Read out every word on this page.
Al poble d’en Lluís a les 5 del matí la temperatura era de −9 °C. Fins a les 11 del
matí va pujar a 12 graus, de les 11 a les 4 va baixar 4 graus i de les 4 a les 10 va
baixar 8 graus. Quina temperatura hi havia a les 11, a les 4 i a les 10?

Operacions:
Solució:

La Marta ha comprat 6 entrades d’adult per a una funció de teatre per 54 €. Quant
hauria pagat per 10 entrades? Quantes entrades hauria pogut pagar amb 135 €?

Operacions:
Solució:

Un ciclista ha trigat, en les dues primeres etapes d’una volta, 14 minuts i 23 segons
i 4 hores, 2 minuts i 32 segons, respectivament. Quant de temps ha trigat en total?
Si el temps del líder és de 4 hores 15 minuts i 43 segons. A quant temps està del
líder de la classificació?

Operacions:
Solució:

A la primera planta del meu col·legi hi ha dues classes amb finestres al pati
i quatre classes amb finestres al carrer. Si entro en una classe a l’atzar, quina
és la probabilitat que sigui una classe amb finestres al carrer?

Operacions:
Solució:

———

Transcribe all of the lines in the records precisely.

Read out every word on this page.
Al poble d’en Lluís a les 5 del matí la temperatura era de −9 °C. Fins a les 11 del
matí va pujar a 12 graus, de les 11 a les 4 va baixar 4 graus i de les 4 a les 10 va
baixar 8 graus. Quina temperatura hi havia a les 11, a les 4 i a les 10?

Operacions:
Solució:

La Marta ha comprat 6 entrades d’adult per a una funció de teatre per 54 €. Quant
hauria pagat per 10 entrades? Quantes entrades hauria pogut pagar amb 135 €?

Operacions:
Solució:

Un ciclista ha trigat, en les dues primeres etapes d’una volta, 14 minuts i 23 segons
i 4 hores, 2 minuts i 32 segons, respectivament. Quant de temps ha trigat en total?
Si el temps del líder és de 4 hores 15 minuts i 43 segons. A quant temps està del
líder de la classificació?

Operacions:
Solució:

A la primera planta del meu col·legi hi ha dues classes amb finestres al pati
i quatre classes amb finestres al carrer. Si entro en una classe a l’atzar, quina
és la probabilitat que sigui una classe amb finestres al carrer?

Operacions:
Solució:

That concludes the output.